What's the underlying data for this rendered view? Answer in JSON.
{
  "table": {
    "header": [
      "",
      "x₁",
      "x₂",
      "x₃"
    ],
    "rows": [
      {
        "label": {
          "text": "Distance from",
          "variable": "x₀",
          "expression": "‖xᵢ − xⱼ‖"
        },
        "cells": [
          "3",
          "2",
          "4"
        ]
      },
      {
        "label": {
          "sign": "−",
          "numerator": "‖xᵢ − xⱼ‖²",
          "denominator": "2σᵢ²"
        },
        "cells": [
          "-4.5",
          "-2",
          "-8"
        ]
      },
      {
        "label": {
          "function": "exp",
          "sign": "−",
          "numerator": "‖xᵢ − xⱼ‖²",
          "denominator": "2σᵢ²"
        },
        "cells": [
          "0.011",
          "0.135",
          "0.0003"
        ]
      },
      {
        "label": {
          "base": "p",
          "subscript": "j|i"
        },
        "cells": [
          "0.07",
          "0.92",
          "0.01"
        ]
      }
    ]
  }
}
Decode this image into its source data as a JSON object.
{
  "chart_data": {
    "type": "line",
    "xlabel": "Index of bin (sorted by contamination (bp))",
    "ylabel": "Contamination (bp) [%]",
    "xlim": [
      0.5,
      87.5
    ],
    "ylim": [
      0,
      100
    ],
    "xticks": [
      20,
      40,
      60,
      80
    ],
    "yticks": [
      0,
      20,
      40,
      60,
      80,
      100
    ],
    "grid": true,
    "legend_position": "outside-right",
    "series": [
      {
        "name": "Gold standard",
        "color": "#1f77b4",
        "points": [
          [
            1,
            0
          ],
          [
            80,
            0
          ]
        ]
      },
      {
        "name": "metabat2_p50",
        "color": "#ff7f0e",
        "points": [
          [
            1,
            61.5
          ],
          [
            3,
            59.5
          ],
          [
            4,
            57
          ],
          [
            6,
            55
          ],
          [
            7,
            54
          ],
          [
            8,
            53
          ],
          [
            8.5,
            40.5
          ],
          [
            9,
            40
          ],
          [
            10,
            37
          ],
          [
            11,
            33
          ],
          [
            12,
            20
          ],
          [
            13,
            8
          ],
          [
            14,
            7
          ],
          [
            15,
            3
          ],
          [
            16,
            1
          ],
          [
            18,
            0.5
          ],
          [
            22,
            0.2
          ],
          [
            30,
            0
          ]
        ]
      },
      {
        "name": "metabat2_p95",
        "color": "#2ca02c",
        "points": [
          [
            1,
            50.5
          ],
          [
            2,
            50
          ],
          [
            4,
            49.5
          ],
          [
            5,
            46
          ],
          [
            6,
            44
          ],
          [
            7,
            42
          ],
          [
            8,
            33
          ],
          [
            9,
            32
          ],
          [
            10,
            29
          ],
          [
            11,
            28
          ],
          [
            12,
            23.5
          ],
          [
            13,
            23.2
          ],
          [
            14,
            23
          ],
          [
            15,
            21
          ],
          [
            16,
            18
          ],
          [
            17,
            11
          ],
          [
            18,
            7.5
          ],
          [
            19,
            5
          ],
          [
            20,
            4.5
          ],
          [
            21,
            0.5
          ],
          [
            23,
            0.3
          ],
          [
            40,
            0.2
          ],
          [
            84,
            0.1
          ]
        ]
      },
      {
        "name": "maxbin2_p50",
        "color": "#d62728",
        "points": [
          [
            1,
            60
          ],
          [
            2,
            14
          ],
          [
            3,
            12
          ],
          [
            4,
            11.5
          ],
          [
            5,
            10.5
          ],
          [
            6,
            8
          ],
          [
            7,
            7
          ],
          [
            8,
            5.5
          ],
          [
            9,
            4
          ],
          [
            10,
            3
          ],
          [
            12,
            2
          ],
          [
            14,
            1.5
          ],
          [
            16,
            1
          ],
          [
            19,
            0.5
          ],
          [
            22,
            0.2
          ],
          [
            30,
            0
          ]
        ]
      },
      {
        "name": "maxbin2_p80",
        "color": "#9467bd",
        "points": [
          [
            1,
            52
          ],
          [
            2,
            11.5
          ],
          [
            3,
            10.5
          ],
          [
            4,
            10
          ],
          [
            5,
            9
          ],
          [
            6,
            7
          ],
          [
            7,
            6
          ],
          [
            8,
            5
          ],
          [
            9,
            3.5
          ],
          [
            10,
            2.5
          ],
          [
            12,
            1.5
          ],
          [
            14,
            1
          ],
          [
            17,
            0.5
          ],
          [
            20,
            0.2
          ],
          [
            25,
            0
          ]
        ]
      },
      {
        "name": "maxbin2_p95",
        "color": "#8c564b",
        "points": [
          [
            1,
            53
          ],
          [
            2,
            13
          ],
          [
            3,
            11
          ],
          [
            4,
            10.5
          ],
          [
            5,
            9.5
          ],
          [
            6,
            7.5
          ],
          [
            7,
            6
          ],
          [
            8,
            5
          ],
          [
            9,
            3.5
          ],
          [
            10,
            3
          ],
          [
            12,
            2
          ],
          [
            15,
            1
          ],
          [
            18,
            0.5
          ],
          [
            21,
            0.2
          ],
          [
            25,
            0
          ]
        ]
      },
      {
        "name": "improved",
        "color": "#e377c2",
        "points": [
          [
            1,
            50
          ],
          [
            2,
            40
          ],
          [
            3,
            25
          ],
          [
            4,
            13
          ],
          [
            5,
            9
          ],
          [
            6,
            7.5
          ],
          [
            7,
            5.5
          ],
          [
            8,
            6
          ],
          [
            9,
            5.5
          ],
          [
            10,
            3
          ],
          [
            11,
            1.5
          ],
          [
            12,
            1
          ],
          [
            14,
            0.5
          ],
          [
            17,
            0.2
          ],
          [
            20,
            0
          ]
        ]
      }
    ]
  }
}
■ ■ ■ ■ ■
Write down every line of the data exactly as it appears above.

What's the underlying data for this rendered view? Answer in JSON.
{
  "table": {
    "header": [
      "",
      "x₁",
      "x₂",
      "x₃"
    ],
    "rows": [
      {
        "label": {
          "text": "Distance from",
          "variable": "x₀",
          "expression": "‖xᵢ − xⱼ‖"
        },
        "cells": [
          "3",
          "2",
          "4"
        ]
      },
      {
        "label": {
          "sign": "−",
          "numerator": "‖xᵢ − xⱼ‖²",
          "denominator": "2σᵢ²"
        },
        "cells": [
          "-4.5",
          "-2",
          "-8"
        ]
      },
      {
        "label": {
          "function": "exp",
          "sign": "−",
          "numerator": "‖xᵢ − xⱼ‖²",
          "denominator": "2σᵢ²"
        },
        "cells": [
          "0.011",
          "0.135",
          "0.0003"
        ]
      },
      {
        "label": {
          "base": "p",
          "subscript": "j|i"
        },
        "cells": [
          "0.07",
          "0.92",
          "0.01"
        ]
      }
    ]
  }
}
Decode this image into its source data as a JSON object.
{
  "chart_data": {
    "type": "line",
    "xlabel": "Index of bin (sorted by contamination (bp))",
    "ylabel": "Contamination (bp) [%]",
    "xlim": [
      0.5,
      87.5
    ],
    "ylim": [
      0,
      100
    ],
    "xticks": [
      20,
      40,
      60,
      80
    ],
    "yticks": [
      0,
      20,
      40,
      60,
      80,
      100
    ],
    "grid": true,
    "legend_position": "outside-right",
    "series": [
      {
        "name": "Gold standard",
        "color": "#1f77b4",
        "points": [
          [
            1,
            0
          ],
          [
            80,
            0
          ]
        ]
      },
      {
        "name": "metabat2_p50",
        "color": "#ff7f0e",
        "points": [
          [
            1,
            61.5
          ],
          [
            3,
            59.5
          ],
          [
            4,
            57
          ],
          [
            6,
            55
          ],
          [
            7,
            54
          ],
          [
            8,
            53
          ],
          [
            8.5,
            40.5
          ],
          [
            9,
            40
          ],
          [
            10,
            37
          ],
          [
            11,
            33
          ],
          [
            12,
            20
          ],
          [
            13,
            8
          ],
          [
            14,
            7
          ],
          [
            15,
            3
          ],
          [
            16,
            1
          ],
          [
            18,
            0.5
          ],
          [
            22,
            0.2
          ],
          [
            30,
            0
          ]
        ]
      },
      {
        "name": "metabat2_p95",
        "color": "#2ca02c",
        "points": [
          [
            1,
            50.5
          ],
          [
            2,
            50
          ],
          [
            4,
            49.5
          ],
          [
            5,
            46
          ],
          [
            6,
            44
          ],
          [
            7,
            42
          ],
          [
            8,
            33
          ],
          [
            9,
            32
          ],
          [
            10,
            29
          ],
          [
            11,
            28
          ],
          [
            12,
            23.5
          ],
          [
            13,
            23.2
          ],
          [
            14,
            23
          ],
          [
            15,
            21
          ],
          [
            16,
            18
          ],
          [
            17,
            11
          ],
          [
            18,
            7.5
          ],
          [
            19,
            5
          ],
          [
            20,
            4.5
          ],
          [
            21,
            0.5
          ],
          [
            23,
            0.3
          ],
          [
            40,
            0.2
          ],
          [
            84,
            0.1
          ]
        ]
      },
      {
        "name": "maxbin2_p50",
        "color": "#d62728",
        "points": [
          [
            1,
            60
          ],
          [
            2,
            14
          ],
          [
            3,
            12
          ],
          [
            4,
            11.5
          ],
          [
            5,
            10.5
          ],
          [
            6,
            8
          ],
          [
            7,
            7
          ],
          [
            8,
            5.5
          ],
          [
            9,
            4
          ],
          [
            10,
            3
          ],
          [
            12,
            2
          ],
          [
            14,
            1.5
          ],
          [
            16,
            1
          ],
          [
            19,
            0.5
          ],
          [
            22,
            0.2
          ],
          [
            30,
            0
          ]
        ]
      },
      {
        "name": "maxbin2_p80",
        "color": "#9467bd",
        "points": [
          [
            1,
            52
          ],
          [
            2,
            11.5
          ],
          [
            3,
            10.5
          ],
          [
            4,
            10
          ],
          [
            5,
            9
          ],
          [
            6,
            7
          ],
          [
            7,
            6
          ],
          [
            8,
            5
          ],
          [
            9,
            3.5
          ],
          [
            10,
            2.5
          ],
          [
            12,
            1.5
          ],
          [
            14,
            1
          ],
          [
            17,
            0.5
          ],
          [
            20,
            0.2
          ],
          [
            25,
            0
          ]
        ]
      },
      {
        "name": "maxbin2_p95",
        "color": "#8c564b",
        "points": [
          [
            1,
            53
          ],
          [
            2,
            13
          ],
          [
            3,
            11
          ],
          [
            4,
            10.5
          ],
          [
            5,
            9.5
          ],
          [
            6,
            7.5
          ],
          [
            7,
            6
          ],
          [
            8,
            5
          ],
          [
            9,
            3.5
          ],
          [
            10,
            3
          ],
          [
            12,
            2
          ],
          [
            15,
            1
          ],
          [
            18,
            0.5
          ],
          [
            21,
            0.2
          ],
          [
            25,
            0
          ]
        ]
      },
      {
        "name": "improved",
        "color": "#e377c2",
        "points": [
          [
            1,
            50
          ],
          [
            2,
            40
          ],
          [
            3,
            25
          ],
          [
            4,
            13
          ],
          [
            5,
            9
          ],
          [
            6,
            7.5
          ],
          [
            7,
            5.5
          ],
          [
            8,
            6
          ],
          [
            9,
            5.5
          ],
          [
            10,
            3
          ],
          [
            11,
            1.5
          ],
          [
            12,
            1
          ],
          [
            14,
            0.5
          ],
          [
            17,
            0.2
          ],
          [
            20,
            0
          ]
        ]
      }
    ]
  }
}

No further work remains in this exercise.